Supplied data:

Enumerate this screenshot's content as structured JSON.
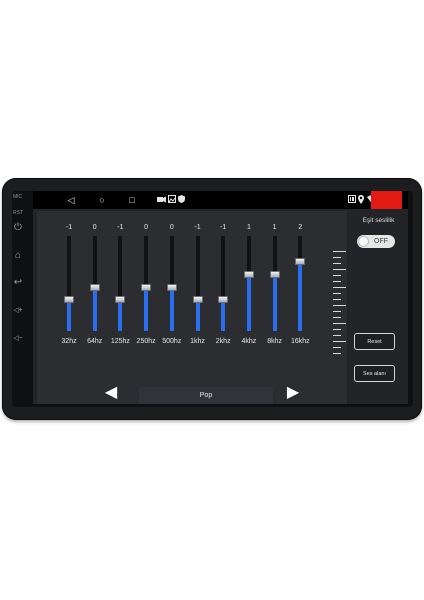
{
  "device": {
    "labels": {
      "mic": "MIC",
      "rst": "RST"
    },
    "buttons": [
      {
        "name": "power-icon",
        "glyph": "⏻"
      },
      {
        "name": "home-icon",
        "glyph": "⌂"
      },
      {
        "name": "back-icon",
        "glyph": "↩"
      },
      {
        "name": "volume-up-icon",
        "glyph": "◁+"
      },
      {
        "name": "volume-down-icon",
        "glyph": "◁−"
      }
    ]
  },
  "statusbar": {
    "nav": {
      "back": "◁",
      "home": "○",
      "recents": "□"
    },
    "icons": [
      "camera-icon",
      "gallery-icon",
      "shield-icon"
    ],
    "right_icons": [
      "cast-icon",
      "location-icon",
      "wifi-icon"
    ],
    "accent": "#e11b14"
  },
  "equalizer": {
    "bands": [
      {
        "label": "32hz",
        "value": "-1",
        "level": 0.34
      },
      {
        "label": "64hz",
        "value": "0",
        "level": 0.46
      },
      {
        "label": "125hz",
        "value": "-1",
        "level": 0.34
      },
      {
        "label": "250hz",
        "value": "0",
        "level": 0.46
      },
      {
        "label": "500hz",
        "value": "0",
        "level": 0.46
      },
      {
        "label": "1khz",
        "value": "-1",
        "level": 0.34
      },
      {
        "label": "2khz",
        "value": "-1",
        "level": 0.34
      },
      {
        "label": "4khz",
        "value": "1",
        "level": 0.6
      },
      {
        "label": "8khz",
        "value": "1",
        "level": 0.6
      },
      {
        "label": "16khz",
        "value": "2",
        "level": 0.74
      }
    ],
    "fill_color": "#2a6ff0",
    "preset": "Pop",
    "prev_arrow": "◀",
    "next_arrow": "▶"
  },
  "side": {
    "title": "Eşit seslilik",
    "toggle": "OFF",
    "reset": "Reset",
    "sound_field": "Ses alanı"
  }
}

Problem:
Quote the entries in full. Any image among them is to be omitted from the copy.

Written response:
Enumerate this screenshot's content as structured JSON.
{
  "device": {
    "labels": {
      "mic": "MIC",
      "rst": "RST"
    },
    "buttons": [
      {
        "name": "power-icon",
        "glyph": "⏻"
      },
      {
        "name": "home-icon",
        "glyph": "⌂"
      },
      {
        "name": "back-icon",
        "glyph": "↩"
      },
      {
        "name": "volume-up-icon",
        "glyph": "◁+"
      },
      {
        "name": "volume-down-icon",
        "glyph": "◁−"
      }
    ]
  },
  "statusbar": {
    "nav": {
      "back": "◁",
      "home": "○",
      "recents": "□"
    },
    "icons": [
      "camera-icon",
      "gallery-icon",
      "shield-icon"
    ],
    "right_icons": [
      "cast-icon",
      "location-icon",
      "wifi-icon"
    ],
    "accent": "#e11b14"
  },
  "equalizer": {
    "bands": [
      {
        "label": "32hz",
        "value": "-1",
        "level": 0.34
      },
      {
        "label": "64hz",
        "value": "0",
        "level": 0.46
      },
      {
        "label": "125hz",
        "value": "-1",
        "level": 0.34
      },
      {
        "label": "250hz",
        "value": "0",
        "level": 0.46
      },
      {
        "label": "500hz",
        "value": "0",
        "level": 0.46
      },
      {
        "label": "1khz",
        "value": "-1",
        "level": 0.34
      },
      {
        "label": "2khz",
        "value": "-1",
        "level": 0.34
      },
      {
        "label": "4khz",
        "value": "1",
        "level": 0.6
      },
      {
        "label": "8khz",
        "value": "1",
        "level": 0.6
      },
      {
        "label": "16khz",
        "value": "2",
        "level": 0.74
      }
    ],
    "fill_color": "#2a6ff0",
    "preset": "Pop",
    "prev_arrow": "◀",
    "next_arrow": "▶"
  },
  "side": {
    "title": "Eşit seslilik",
    "toggle": "OFF",
    "reset": "Reset",
    "sound_field": "Ses alanı"
  }
}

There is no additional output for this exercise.